The records —

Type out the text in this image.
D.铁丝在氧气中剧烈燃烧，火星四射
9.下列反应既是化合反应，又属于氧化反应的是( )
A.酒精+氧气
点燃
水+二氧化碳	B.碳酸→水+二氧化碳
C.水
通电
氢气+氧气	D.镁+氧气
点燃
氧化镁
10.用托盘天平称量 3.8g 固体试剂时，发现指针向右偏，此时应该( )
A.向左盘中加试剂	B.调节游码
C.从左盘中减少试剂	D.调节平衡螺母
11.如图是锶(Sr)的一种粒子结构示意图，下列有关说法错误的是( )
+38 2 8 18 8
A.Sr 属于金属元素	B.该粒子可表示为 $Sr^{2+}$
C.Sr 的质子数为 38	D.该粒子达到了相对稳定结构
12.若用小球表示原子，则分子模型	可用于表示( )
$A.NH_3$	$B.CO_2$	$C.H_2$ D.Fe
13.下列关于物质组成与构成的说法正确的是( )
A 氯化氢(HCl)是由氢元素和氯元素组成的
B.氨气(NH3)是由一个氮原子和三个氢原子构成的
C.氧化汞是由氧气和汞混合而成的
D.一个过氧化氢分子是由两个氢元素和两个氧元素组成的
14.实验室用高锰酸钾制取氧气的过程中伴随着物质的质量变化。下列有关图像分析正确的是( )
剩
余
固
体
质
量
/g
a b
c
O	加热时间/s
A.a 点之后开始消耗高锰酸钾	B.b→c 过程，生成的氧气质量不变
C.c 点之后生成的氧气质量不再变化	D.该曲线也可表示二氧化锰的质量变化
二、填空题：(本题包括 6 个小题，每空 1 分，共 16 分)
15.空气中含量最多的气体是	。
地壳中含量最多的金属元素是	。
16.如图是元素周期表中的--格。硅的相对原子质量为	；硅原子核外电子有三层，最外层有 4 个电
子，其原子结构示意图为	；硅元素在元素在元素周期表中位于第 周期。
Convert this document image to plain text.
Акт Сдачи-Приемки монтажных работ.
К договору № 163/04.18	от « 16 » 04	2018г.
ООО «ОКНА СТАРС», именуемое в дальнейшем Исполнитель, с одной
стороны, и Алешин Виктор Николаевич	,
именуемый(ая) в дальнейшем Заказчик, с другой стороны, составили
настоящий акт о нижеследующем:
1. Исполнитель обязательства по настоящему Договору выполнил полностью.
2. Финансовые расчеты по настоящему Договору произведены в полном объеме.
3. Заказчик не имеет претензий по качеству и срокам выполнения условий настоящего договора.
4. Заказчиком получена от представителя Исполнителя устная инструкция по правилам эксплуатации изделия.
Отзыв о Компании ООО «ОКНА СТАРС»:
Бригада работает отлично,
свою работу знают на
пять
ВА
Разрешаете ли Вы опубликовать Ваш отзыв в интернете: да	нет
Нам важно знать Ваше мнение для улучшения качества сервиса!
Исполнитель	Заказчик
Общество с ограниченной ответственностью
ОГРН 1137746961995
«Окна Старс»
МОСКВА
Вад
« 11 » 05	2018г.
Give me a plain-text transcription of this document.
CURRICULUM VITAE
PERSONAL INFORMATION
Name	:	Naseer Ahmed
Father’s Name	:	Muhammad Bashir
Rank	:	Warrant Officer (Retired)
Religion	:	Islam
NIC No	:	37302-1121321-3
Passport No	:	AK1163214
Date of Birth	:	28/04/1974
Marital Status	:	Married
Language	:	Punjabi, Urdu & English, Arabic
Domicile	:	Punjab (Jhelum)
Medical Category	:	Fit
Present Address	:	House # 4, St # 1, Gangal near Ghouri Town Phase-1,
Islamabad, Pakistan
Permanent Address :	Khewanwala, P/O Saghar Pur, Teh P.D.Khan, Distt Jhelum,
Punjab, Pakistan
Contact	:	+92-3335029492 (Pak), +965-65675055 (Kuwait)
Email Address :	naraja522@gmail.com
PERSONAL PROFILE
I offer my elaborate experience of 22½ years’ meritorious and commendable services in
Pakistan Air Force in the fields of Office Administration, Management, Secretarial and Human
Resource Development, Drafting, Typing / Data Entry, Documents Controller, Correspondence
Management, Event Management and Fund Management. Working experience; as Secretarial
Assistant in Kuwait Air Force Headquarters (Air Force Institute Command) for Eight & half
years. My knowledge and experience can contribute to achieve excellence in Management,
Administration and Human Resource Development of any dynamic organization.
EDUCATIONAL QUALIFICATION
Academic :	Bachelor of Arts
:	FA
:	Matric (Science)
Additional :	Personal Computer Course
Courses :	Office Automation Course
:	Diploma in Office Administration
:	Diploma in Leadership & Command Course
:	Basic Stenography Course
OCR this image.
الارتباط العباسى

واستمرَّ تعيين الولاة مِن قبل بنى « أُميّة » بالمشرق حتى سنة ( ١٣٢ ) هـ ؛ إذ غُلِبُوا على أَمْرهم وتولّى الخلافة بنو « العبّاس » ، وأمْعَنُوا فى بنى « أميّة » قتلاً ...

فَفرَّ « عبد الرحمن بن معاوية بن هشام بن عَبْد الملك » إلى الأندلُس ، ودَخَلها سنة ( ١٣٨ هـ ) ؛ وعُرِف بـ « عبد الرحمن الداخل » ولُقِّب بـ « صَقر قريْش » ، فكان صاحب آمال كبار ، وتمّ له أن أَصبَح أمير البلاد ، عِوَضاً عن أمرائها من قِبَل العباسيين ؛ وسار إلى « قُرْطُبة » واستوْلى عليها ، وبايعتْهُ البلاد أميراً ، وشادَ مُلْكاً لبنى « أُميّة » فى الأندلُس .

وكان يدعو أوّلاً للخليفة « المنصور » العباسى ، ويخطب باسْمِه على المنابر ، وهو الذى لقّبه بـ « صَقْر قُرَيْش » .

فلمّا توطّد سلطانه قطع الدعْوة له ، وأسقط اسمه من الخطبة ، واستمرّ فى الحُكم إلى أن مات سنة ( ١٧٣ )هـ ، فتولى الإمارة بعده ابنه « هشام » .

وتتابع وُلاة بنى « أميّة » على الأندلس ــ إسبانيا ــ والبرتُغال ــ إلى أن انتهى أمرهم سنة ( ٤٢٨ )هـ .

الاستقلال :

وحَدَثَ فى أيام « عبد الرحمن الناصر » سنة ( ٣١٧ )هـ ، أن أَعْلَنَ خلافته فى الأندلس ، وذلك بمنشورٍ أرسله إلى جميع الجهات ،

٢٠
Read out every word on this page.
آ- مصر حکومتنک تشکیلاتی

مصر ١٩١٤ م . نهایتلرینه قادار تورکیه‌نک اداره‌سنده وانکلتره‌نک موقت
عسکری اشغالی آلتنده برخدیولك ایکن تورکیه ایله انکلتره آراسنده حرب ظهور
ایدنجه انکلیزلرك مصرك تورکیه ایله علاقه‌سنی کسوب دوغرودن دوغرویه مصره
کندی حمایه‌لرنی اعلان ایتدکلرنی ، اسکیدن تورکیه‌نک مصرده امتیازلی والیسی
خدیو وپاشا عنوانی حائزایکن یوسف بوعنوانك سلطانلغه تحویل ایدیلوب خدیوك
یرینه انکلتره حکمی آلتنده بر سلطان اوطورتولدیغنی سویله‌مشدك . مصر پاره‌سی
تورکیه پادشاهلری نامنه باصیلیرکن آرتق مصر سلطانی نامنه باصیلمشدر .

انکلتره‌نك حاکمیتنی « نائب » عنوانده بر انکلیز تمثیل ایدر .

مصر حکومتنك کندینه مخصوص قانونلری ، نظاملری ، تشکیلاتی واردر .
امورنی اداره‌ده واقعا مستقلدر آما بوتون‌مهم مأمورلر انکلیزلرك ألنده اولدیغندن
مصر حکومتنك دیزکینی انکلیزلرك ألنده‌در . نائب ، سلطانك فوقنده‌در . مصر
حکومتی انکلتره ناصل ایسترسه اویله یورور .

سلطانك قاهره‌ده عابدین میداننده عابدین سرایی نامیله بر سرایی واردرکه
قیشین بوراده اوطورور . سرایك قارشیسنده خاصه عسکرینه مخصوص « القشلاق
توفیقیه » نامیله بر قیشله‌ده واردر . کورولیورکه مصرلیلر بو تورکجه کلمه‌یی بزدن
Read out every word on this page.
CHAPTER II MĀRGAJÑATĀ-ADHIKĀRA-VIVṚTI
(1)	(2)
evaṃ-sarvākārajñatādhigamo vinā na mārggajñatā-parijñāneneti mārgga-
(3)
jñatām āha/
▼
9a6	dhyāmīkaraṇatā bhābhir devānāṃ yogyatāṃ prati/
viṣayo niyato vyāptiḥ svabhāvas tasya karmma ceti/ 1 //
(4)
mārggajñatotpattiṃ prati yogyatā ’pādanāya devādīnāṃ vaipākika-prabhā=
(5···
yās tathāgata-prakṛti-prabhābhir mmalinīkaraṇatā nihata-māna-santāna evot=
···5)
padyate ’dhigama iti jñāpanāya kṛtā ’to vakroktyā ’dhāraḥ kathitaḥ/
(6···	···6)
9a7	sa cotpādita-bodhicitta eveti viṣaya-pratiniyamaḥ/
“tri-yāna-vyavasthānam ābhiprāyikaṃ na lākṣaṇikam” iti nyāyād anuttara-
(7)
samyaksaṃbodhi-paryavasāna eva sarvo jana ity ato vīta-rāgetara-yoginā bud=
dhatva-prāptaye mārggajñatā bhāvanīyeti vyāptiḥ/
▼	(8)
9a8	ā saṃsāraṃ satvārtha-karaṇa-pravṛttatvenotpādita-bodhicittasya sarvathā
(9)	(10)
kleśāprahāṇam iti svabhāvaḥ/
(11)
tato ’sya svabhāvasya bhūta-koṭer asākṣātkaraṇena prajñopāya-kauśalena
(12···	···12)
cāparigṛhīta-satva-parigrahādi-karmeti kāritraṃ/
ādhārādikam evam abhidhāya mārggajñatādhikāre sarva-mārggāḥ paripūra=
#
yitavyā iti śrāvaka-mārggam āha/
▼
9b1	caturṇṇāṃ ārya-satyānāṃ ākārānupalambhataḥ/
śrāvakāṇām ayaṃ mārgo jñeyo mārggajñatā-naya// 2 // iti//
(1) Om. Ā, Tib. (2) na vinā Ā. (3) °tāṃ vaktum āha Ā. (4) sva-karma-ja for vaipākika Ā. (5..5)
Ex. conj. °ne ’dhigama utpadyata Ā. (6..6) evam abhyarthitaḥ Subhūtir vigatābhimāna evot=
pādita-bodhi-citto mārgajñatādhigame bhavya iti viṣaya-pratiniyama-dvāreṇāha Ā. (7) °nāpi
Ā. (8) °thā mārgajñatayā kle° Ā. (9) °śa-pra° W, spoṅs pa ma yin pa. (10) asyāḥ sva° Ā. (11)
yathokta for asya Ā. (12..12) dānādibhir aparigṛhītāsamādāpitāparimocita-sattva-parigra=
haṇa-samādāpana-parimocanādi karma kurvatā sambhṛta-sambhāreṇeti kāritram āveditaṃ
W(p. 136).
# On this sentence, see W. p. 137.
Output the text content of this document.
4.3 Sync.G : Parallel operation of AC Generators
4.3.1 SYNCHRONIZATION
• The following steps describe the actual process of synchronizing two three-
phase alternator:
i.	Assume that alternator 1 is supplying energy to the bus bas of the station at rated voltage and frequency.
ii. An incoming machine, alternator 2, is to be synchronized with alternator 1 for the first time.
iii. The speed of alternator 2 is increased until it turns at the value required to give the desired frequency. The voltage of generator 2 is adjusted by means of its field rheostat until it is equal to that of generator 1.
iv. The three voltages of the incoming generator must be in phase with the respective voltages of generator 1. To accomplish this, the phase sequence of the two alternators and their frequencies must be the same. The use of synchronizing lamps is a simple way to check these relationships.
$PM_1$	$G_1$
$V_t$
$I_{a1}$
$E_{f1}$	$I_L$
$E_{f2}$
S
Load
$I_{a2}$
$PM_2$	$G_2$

What is required — Find the word "نائب" in the entries above and gather every line that holds it.

Solved exercise —
انکلتره‌نك حاکمیتنی « نائب » عنوانده بر انکلیز تمثیل ایدر .
مصر حکومتنك دیزکینی انکلیزلرك ألنده‌در . نائب ، سلطانك فوقنده‌در . مصر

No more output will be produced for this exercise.